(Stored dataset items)
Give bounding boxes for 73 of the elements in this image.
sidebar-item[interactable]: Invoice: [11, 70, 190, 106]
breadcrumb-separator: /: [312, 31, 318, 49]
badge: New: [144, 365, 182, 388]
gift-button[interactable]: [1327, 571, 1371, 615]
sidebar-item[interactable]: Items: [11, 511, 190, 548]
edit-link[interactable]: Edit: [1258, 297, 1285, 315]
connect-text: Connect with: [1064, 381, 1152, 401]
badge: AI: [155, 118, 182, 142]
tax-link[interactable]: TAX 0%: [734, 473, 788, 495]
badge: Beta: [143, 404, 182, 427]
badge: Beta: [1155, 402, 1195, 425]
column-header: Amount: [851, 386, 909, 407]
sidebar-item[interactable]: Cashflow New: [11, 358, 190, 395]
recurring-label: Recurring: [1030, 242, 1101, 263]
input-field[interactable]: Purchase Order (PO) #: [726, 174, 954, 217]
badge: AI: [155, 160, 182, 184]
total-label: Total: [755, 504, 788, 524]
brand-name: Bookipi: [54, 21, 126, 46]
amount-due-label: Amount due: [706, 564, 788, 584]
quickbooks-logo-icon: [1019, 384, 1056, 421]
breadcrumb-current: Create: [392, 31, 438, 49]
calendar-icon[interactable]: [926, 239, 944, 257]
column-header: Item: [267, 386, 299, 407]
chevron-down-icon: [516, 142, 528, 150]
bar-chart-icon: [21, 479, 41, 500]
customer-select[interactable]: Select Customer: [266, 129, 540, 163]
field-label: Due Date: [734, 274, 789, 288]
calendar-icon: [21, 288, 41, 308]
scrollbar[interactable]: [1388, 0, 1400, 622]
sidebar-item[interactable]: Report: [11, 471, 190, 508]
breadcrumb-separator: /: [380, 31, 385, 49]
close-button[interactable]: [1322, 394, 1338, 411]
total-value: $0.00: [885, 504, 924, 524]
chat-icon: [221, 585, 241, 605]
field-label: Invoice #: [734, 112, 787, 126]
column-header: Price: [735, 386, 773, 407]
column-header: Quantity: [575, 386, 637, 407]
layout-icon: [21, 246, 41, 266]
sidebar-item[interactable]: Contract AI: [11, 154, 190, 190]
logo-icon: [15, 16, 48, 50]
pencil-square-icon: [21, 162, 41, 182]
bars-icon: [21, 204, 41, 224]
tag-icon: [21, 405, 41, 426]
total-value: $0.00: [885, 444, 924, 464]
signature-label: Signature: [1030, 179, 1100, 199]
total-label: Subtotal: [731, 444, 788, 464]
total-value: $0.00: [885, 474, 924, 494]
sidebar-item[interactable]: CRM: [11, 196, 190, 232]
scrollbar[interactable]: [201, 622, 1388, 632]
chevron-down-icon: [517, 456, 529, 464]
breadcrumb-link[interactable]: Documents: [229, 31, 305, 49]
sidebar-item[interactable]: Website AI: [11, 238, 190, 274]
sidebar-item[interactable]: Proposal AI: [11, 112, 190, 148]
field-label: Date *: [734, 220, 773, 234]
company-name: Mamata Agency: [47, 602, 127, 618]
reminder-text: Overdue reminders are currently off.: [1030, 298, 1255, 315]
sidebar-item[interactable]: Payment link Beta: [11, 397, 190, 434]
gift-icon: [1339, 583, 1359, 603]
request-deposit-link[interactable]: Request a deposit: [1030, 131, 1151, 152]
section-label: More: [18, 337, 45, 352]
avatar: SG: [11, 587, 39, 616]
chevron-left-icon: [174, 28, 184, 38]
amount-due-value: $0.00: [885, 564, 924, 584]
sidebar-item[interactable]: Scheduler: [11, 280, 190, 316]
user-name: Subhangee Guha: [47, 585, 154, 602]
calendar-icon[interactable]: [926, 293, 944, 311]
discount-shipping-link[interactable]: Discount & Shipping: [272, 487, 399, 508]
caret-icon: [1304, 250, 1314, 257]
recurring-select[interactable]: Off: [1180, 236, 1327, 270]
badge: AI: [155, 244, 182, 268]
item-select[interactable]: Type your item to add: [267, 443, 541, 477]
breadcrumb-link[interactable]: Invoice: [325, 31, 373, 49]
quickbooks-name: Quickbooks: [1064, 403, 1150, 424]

### SET PROBLEM
Rewrite the rows above with "bounding boxes" changed to "box coordinates" and everything else unchanged.

### TASK OUTPUT
Give box coordinates for 73 of the elements in this image.
sidebar-item[interactable]: Invoice: [11, 70, 190, 106]
breadcrumb-separator: /: [312, 31, 318, 49]
badge: New: [144, 365, 182, 388]
gift-button[interactable]: [1327, 571, 1371, 615]
sidebar-item[interactable]: Items: [11, 511, 190, 548]
edit-link[interactable]: Edit: [1258, 297, 1285, 315]
connect-text: Connect with: [1064, 381, 1152, 401]
badge: AI: [155, 118, 182, 142]
tax-link[interactable]: TAX 0%: [734, 473, 788, 495]
badge: Beta: [143, 404, 182, 427]
badge: Beta: [1155, 402, 1195, 425]
column-header: Amount: [851, 386, 909, 407]
sidebar-item[interactable]: Cashflow New: [11, 358, 190, 395]
recurring-label: Recurring: [1030, 242, 1101, 263]
input-field[interactable]: Purchase Order (PO) #: [726, 174, 954, 217]
badge: AI: [155, 160, 182, 184]
total-label: Total: [755, 504, 788, 524]
brand-name: Bookipi: [54, 21, 126, 46]
amount-due-label: Amount due: [706, 564, 788, 584]
quickbooks-logo-icon: [1019, 384, 1056, 421]
breadcrumb-current: Create: [392, 31, 438, 49]
calendar-icon[interactable]: [926, 239, 944, 257]
column-header: Item: [267, 386, 299, 407]
chevron-down-icon: [516, 142, 528, 150]
bar-chart-icon: [21, 479, 41, 500]
customer-select[interactable]: Select Customer: [266, 129, 540, 163]
field-label: Due Date: [734, 274, 789, 288]
calendar-icon: [21, 288, 41, 308]
scrollbar[interactable]: [1388, 0, 1400, 622]
sidebar-item[interactable]: Report: [11, 471, 190, 508]
breadcrumb-separator: /: [380, 31, 385, 49]
close-button[interactable]: [1322, 394, 1338, 411]
total-value: $0.00: [885, 504, 924, 524]
chat-icon: [221, 585, 241, 605]
field-label: Invoice #: [734, 112, 787, 126]
column-header: Price: [735, 386, 773, 407]
column-header: Quantity: [575, 386, 637, 407]
layout-icon: [21, 246, 41, 266]
sidebar-item[interactable]: Contract AI: [11, 154, 190, 190]
logo-icon: [15, 16, 48, 50]
pencil-square-icon: [21, 162, 41, 182]
bars-icon: [21, 204, 41, 224]
tag-icon: [21, 405, 41, 426]
total-value: $0.00: [885, 444, 924, 464]
signature-label: Signature: [1030, 179, 1100, 199]
total-label: Subtotal: [731, 444, 788, 464]
total-value: $0.00: [885, 474, 924, 494]
sidebar-item[interactable]: CRM: [11, 196, 190, 232]
scrollbar[interactable]: [201, 622, 1388, 632]
chevron-down-icon: [517, 456, 529, 464]
breadcrumb-link[interactable]: Documents: [229, 31, 305, 49]
sidebar-item[interactable]: Website AI: [11, 238, 190, 274]
sidebar-item[interactable]: Proposal AI: [11, 112, 190, 148]
field-label: Date *: [734, 220, 773, 234]
company-name: Mamata Agency: [47, 602, 127, 618]
reminder-text: Overdue reminders are currently off.: [1030, 298, 1255, 315]
sidebar-item[interactable]: Payment link Beta: [11, 397, 190, 434]
gift-icon: [1339, 583, 1359, 603]
request-deposit-link[interactable]: Request a deposit: [1030, 131, 1151, 152]
section-label: More: [18, 337, 45, 352]
avatar: SG: [11, 587, 39, 616]
chevron-left-icon: [174, 28, 184, 38]
amount-due-value: $0.00: [885, 564, 924, 584]
sidebar-item[interactable]: Scheduler: [11, 280, 190, 316]
user-name: Subhangee Guha: [47, 585, 154, 602]
calendar-icon[interactable]: [926, 293, 944, 311]
discount-shipping-link[interactable]: Discount & Shipping: [272, 487, 399, 508]
caret-icon: [1304, 250, 1314, 257]
recurring-select[interactable]: Off: [1180, 236, 1327, 270]
badge: AI: [155, 244, 182, 268]
item-select[interactable]: Type your item to add: [267, 443, 541, 477]
breadcrumb-link[interactable]: Invoice: [325, 31, 373, 49]
quickbooks-name: Quickbooks: [1064, 403, 1150, 424]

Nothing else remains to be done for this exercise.